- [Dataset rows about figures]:
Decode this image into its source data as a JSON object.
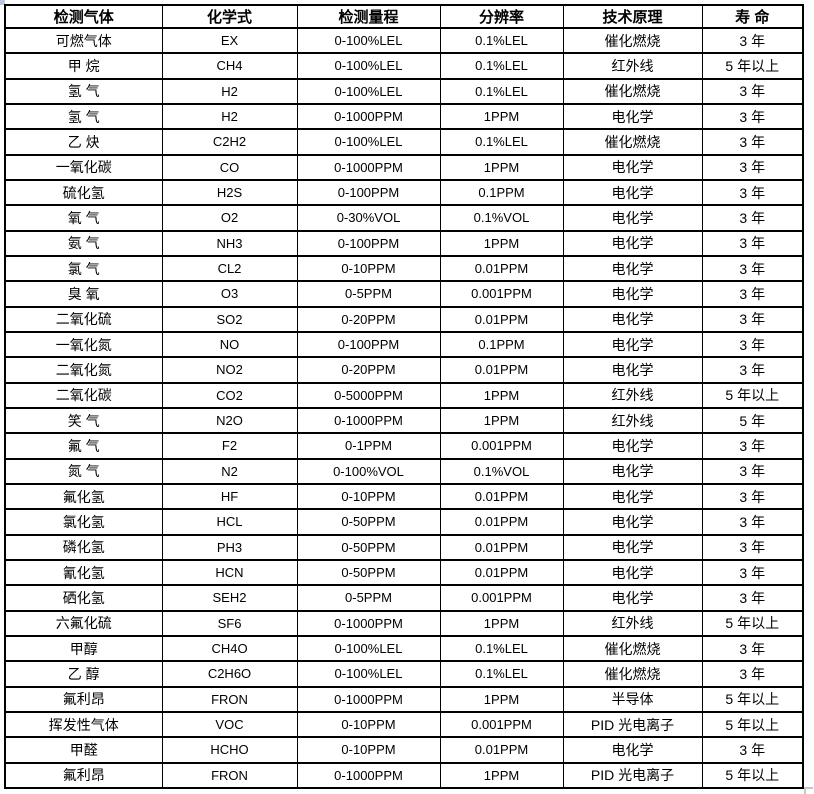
{
  "table": {
    "columns": [
      "检测气体",
      "化学式",
      "检测量程",
      "分辨率",
      "技术原理",
      "寿 命"
    ],
    "rows": [
      [
        "可燃气体",
        "EX",
        "0-100%LEL",
        "0.1%LEL",
        "催化燃烧",
        "3 年"
      ],
      [
        "甲 烷",
        "CH4",
        "0-100%LEL",
        "0.1%LEL",
        "红外线",
        "5 年以上"
      ],
      [
        "氢 气",
        "H2",
        "0-100%LEL",
        "0.1%LEL",
        "催化燃烧",
        "3 年"
      ],
      [
        "氢 气",
        "H2",
        "0-1000PPM",
        "1PPM",
        "电化学",
        "3 年"
      ],
      [
        "乙 炔",
        "C2H2",
        "0-100%LEL",
        "0.1%LEL",
        "催化燃烧",
        "3 年"
      ],
      [
        "一氧化碳",
        "CO",
        "0-1000PPM",
        "1PPM",
        "电化学",
        "3 年"
      ],
      [
        "硫化氢",
        "H2S",
        "0-100PPM",
        "0.1PPM",
        "电化学",
        "3 年"
      ],
      [
        "氧 气",
        "O2",
        "0-30%VOL",
        "0.1%VOL",
        "电化学",
        "3 年"
      ],
      [
        "氨 气",
        "NH3",
        "0-100PPM",
        "1PPM",
        "电化学",
        "3 年"
      ],
      [
        "氯 气",
        "CL2",
        "0-10PPM",
        "0.01PPM",
        "电化学",
        "3 年"
      ],
      [
        "臭 氧",
        "O3",
        "0-5PPM",
        "0.001PPM",
        "电化学",
        "3 年"
      ],
      [
        "二氧化硫",
        "SO2",
        "0-20PPM",
        "0.01PPM",
        "电化学",
        "3 年"
      ],
      [
        "一氧化氮",
        "NO",
        "0-100PPM",
        "0.1PPM",
        "电化学",
        "3 年"
      ],
      [
        "二氧化氮",
        "NO2",
        "0-20PPM",
        "0.01PPM",
        "电化学",
        "3 年"
      ],
      [
        "二氧化碳",
        "CO2",
        "0-5000PPM",
        "1PPM",
        "红外线",
        "5 年以上"
      ],
      [
        "笑 气",
        "N2O",
        "0-1000PPM",
        "1PPM",
        "红外线",
        "5 年"
      ],
      [
        "氟 气",
        "F2",
        "0-1PPM",
        "0.001PPM",
        "电化学",
        "3 年"
      ],
      [
        "氮 气",
        "N2",
        "0-100%VOL",
        "0.1%VOL",
        "电化学",
        "3 年"
      ],
      [
        "氟化氢",
        "HF",
        "0-10PPM",
        "0.01PPM",
        "电化学",
        "3 年"
      ],
      [
        "氯化氢",
        "HCL",
        "0-50PPM",
        "0.01PPM",
        "电化学",
        "3 年"
      ],
      [
        "磷化氢",
        "PH3",
        "0-50PPM",
        "0.01PPM",
        "电化学",
        "3 年"
      ],
      [
        "氰化氢",
        "HCN",
        "0-50PPM",
        "0.01PPM",
        "电化学",
        "3 年"
      ],
      [
        "硒化氢",
        "SEH2",
        "0-5PPM",
        "0.001PPM",
        "电化学",
        "3 年"
      ],
      [
        "六氟化硫",
        "SF6",
        "0-1000PPM",
        "1PPM",
        "红外线",
        "5 年以上"
      ],
      [
        "甲醇",
        "CH4O",
        "0-100%LEL",
        "0.1%LEL",
        "催化燃烧",
        "3 年"
      ],
      [
        "乙 醇",
        "C2H6O",
        "0-100%LEL",
        "0.1%LEL",
        "催化燃烧",
        "3 年"
      ],
      [
        "氟利昂",
        "FRON",
        "0-1000PPM",
        "1PPM",
        "半导体",
        "5 年以上"
      ],
      [
        "挥发性气体",
        "VOC",
        "0-10PPM",
        "0.001PPM",
        "PID 光电离子",
        "5 年以上"
      ],
      [
        "甲醛",
        "HCHO",
        "0-10PPM",
        "0.01PPM",
        "电化学",
        "3 年"
      ],
      [
        "氟利昂",
        "FRON",
        "0-1000PPM",
        "1PPM",
        "PID 光电离子",
        "5 年以上"
      ]
    ]
  },
  "colors": {
    "text": "#000000",
    "border": "#000000",
    "background": "#ffffff",
    "artifact_blue": "#b9cade",
    "artifact_gray": "#c6c6c6"
  }
}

- [Required task]:
Extract the full listing exactly, with the pictures left out.

- [Response to this task]:
Decode this image into its source data as a JSON object.
{
  "table": {
    "columns": [
      "检测气体",
      "化学式",
      "检测量程",
      "分辨率",
      "技术原理",
      "寿 命"
    ],
    "rows": [
      [
        "可燃气体",
        "EX",
        "0-100%LEL",
        "0.1%LEL",
        "催化燃烧",
        "3 年"
      ],
      [
        "甲 烷",
        "CH4",
        "0-100%LEL",
        "0.1%LEL",
        "红外线",
        "5 年以上"
      ],
      [
        "氢 气",
        "H2",
        "0-100%LEL",
        "0.1%LEL",
        "催化燃烧",
        "3 年"
      ],
      [
        "氢 气",
        "H2",
        "0-1000PPM",
        "1PPM",
        "电化学",
        "3 年"
      ],
      [
        "乙 炔",
        "C2H2",
        "0-100%LEL",
        "0.1%LEL",
        "催化燃烧",
        "3 年"
      ],
      [
        "一氧化碳",
        "CO",
        "0-1000PPM",
        "1PPM",
        "电化学",
        "3 年"
      ],
      [
        "硫化氢",
        "H2S",
        "0-100PPM",
        "0.1PPM",
        "电化学",
        "3 年"
      ],
      [
        "氧 气",
        "O2",
        "0-30%VOL",
        "0.1%VOL",
        "电化学",
        "3 年"
      ],
      [
        "氨 气",
        "NH3",
        "0-100PPM",
        "1PPM",
        "电化学",
        "3 年"
      ],
      [
        "氯 气",
        "CL2",
        "0-10PPM",
        "0.01PPM",
        "电化学",
        "3 年"
      ],
      [
        "臭 氧",
        "O3",
        "0-5PPM",
        "0.001PPM",
        "电化学",
        "3 年"
      ],
      [
        "二氧化硫",
        "SO2",
        "0-20PPM",
        "0.01PPM",
        "电化学",
        "3 年"
      ],
      [
        "一氧化氮",
        "NO",
        "0-100PPM",
        "0.1PPM",
        "电化学",
        "3 年"
      ],
      [
        "二氧化氮",
        "NO2",
        "0-20PPM",
        "0.01PPM",
        "电化学",
        "3 年"
      ],
      [
        "二氧化碳",
        "CO2",
        "0-5000PPM",
        "1PPM",
        "红外线",
        "5 年以上"
      ],
      [
        "笑 气",
        "N2O",
        "0-1000PPM",
        "1PPM",
        "红外线",
        "5 年"
      ],
      [
        "氟 气",
        "F2",
        "0-1PPM",
        "0.001PPM",
        "电化学",
        "3 年"
      ],
      [
        "氮 气",
        "N2",
        "0-100%VOL",
        "0.1%VOL",
        "电化学",
        "3 年"
      ],
      [
        "氟化氢",
        "HF",
        "0-10PPM",
        "0.01PPM",
        "电化学",
        "3 年"
      ],
      [
        "氯化氢",
        "HCL",
        "0-50PPM",
        "0.01PPM",
        "电化学",
        "3 年"
      ],
      [
        "磷化氢",
        "PH3",
        "0-50PPM",
        "0.01PPM",
        "电化学",
        "3 年"
      ],
      [
        "氰化氢",
        "HCN",
        "0-50PPM",
        "0.01PPM",
        "电化学",
        "3 年"
      ],
      [
        "硒化氢",
        "SEH2",
        "0-5PPM",
        "0.001PPM",
        "电化学",
        "3 年"
      ],
      [
        "六氟化硫",
        "SF6",
        "0-1000PPM",
        "1PPM",
        "红外线",
        "5 年以上"
      ],
      [
        "甲醇",
        "CH4O",
        "0-100%LEL",
        "0.1%LEL",
        "催化燃烧",
        "3 年"
      ],
      [
        "乙 醇",
        "C2H6O",
        "0-100%LEL",
        "0.1%LEL",
        "催化燃烧",
        "3 年"
      ],
      [
        "氟利昂",
        "FRON",
        "0-1000PPM",
        "1PPM",
        "半导体",
        "5 年以上"
      ],
      [
        "挥发性气体",
        "VOC",
        "0-10PPM",
        "0.001PPM",
        "PID 光电离子",
        "5 年以上"
      ],
      [
        "甲醛",
        "HCHO",
        "0-10PPM",
        "0.01PPM",
        "电化学",
        "3 年"
      ],
      [
        "氟利昂",
        "FRON",
        "0-1000PPM",
        "1PPM",
        "PID 光电离子",
        "5 年以上"
      ]
    ]
  },
  "colors": {
    "text": "#000000",
    "border": "#000000",
    "background": "#ffffff",
    "artifact_blue": "#b9cade",
    "artifact_gray": "#c6c6c6"
  }
}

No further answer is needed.